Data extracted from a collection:
..........

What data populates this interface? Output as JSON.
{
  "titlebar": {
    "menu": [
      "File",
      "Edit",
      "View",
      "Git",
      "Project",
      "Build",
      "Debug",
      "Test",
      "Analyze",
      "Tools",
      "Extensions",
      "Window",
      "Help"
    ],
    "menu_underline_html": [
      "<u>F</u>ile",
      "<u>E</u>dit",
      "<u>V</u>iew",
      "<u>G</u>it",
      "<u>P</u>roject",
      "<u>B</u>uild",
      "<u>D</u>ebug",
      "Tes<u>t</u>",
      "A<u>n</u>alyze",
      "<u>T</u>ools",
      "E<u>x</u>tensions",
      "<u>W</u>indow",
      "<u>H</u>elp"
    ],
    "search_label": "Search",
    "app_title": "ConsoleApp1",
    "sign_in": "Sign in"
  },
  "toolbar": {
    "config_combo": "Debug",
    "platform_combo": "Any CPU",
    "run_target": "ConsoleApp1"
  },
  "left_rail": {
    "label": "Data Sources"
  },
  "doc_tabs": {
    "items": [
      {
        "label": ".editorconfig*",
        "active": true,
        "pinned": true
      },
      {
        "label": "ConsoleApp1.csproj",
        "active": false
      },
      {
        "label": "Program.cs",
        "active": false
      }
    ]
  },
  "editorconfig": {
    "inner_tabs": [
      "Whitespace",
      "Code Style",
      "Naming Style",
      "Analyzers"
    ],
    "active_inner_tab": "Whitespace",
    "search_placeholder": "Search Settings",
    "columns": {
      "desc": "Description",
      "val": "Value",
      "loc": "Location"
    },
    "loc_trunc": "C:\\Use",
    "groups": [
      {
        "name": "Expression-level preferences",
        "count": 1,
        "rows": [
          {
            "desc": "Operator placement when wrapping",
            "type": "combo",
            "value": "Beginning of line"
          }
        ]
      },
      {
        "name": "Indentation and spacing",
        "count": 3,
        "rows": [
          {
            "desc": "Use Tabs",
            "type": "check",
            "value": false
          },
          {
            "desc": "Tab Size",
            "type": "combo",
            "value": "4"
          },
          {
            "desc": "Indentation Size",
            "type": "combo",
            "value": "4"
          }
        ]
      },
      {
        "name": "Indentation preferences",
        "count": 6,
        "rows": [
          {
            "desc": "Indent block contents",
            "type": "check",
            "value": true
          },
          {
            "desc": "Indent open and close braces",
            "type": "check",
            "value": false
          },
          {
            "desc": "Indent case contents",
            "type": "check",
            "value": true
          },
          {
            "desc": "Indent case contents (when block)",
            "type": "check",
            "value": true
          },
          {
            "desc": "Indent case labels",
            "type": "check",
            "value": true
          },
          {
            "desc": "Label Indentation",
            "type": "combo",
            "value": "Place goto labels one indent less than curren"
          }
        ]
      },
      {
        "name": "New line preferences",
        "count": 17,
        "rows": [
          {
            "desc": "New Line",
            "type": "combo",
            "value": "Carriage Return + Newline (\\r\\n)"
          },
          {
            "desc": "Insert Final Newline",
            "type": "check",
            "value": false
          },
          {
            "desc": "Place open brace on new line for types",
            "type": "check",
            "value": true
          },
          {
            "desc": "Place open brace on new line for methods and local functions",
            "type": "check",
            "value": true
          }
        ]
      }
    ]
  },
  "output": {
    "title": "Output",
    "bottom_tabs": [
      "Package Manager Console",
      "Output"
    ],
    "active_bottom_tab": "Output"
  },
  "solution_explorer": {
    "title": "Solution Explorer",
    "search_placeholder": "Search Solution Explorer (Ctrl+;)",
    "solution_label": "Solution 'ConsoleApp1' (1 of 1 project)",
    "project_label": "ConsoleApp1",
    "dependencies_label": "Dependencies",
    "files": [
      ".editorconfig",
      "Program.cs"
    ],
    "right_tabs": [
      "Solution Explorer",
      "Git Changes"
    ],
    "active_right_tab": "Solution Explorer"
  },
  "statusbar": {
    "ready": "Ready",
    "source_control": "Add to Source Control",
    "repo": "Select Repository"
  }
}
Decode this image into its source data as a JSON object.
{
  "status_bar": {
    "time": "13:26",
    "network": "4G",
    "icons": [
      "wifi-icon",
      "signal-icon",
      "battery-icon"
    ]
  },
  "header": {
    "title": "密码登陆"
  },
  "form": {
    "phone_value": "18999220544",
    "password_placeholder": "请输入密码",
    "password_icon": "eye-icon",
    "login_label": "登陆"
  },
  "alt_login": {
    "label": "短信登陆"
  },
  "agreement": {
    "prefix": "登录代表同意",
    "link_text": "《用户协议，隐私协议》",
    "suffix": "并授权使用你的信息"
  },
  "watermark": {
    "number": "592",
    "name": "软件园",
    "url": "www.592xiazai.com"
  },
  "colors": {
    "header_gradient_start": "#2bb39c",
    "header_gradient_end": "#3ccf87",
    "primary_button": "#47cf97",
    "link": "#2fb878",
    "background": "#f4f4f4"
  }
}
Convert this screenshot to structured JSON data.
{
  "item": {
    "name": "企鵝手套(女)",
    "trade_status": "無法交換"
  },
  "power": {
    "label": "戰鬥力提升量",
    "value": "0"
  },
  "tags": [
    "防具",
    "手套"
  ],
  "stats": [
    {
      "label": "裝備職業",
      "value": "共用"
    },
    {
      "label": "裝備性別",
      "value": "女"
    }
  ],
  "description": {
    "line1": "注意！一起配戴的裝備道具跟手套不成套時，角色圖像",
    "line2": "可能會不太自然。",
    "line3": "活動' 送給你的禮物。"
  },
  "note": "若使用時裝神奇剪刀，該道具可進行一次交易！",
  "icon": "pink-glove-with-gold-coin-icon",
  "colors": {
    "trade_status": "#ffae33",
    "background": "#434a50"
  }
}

..........

Each line with the string "Whitespace" in it needs to be found and copied.

▶ [EXERCISE OUTPUT]:
      "Whitespace",
    "active_inner_tab": "Whitespace",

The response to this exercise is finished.